• **Short task**: Give every line below again, exactly.

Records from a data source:
- - - - - - -

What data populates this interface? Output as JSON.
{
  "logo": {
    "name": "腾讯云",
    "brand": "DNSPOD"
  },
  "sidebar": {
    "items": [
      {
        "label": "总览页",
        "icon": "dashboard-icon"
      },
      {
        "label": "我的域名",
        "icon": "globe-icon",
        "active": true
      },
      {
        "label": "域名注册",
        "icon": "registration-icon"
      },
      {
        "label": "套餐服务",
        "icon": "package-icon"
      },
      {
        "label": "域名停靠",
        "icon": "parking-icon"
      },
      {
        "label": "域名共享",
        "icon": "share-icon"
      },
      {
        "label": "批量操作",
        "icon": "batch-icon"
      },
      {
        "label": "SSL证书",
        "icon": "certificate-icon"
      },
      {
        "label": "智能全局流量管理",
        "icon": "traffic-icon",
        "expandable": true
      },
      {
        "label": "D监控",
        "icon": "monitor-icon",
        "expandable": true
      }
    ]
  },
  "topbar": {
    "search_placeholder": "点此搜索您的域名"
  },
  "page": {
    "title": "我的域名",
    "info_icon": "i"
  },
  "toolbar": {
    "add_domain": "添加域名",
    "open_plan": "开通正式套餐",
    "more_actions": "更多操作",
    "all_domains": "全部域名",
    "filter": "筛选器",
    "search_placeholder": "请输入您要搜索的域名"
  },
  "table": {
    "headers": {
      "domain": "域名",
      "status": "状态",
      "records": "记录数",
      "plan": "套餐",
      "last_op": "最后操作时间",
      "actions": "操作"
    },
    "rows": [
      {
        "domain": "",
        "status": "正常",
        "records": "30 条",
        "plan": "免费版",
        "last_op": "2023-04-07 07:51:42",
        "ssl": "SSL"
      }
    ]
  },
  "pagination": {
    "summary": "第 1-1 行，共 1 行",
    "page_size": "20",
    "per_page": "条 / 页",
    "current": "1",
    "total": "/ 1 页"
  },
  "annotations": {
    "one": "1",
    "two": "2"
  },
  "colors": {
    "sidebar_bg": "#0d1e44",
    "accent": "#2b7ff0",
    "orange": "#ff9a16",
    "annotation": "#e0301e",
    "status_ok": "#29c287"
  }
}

- - - - - - -

• **The output**:
What data populates this interface? Output as JSON.
{
  "logo": {
    "name": "腾讯云",
    "brand": "DNSPOD"
  },
  "sidebar": {
    "items": [
      {
        "label": "总览页",
        "icon": "dashboard-icon"
      },
      {
        "label": "我的域名",
        "icon": "globe-icon",
        "active": true
      },
      {
        "label": "域名注册",
        "icon": "registration-icon"
      },
      {
        "label": "套餐服务",
        "icon": "package-icon"
      },
      {
        "label": "域名停靠",
        "icon": "parking-icon"
      },
      {
        "label": "域名共享",
        "icon": "share-icon"
      },
      {
        "label": "批量操作",
        "icon": "batch-icon"
      },
      {
        "label": "SSL证书",
        "icon": "certificate-icon"
      },
      {
        "label": "智能全局流量管理",
        "icon": "traffic-icon",
        "expandable": true
      },
      {
        "label": "D监控",
        "icon": "monitor-icon",
        "expandable": true
      }
    ]
  },
  "topbar": {
    "search_placeholder": "点此搜索您的域名"
  },
  "page": {
    "title": "我的域名",
    "info_icon": "i"
  },
  "toolbar": {
    "add_domain": "添加域名",
    "open_plan": "开通正式套餐",
    "more_actions": "更多操作",
    "all_domains": "全部域名",
    "filter": "筛选器",
    "search_placeholder": "请输入您要搜索的域名"
  },
  "table": {
    "headers": {
      "domain": "域名",
      "status": "状态",
      "records": "记录数",
      "plan": "套餐",
      "last_op": "最后操作时间",
      "actions": "操作"
    },
    "rows": [
      {
        "domain": "",
        "status": "正常",
        "records": "30 条",
        "plan": "免费版",
        "last_op": "2023-04-07 07:51:42",
        "ssl": "SSL"
      }
    ]
  },
  "pagination": {
    "summary": "第 1-1 行，共 1 行",
    "page_size": "20",
    "per_page": "条 / 页",
    "current": "1",
    "total": "/ 1 页"
  },
  "annotations": {
    "one": "1",
    "two": "2"
  },
  "colors": {
    "sidebar_bg": "#0d1e44",
    "accent": "#2b7ff0",
    "orange": "#ff9a16",
    "annotation": "#e0301e",
    "status_ok": "#29c287"
  }
}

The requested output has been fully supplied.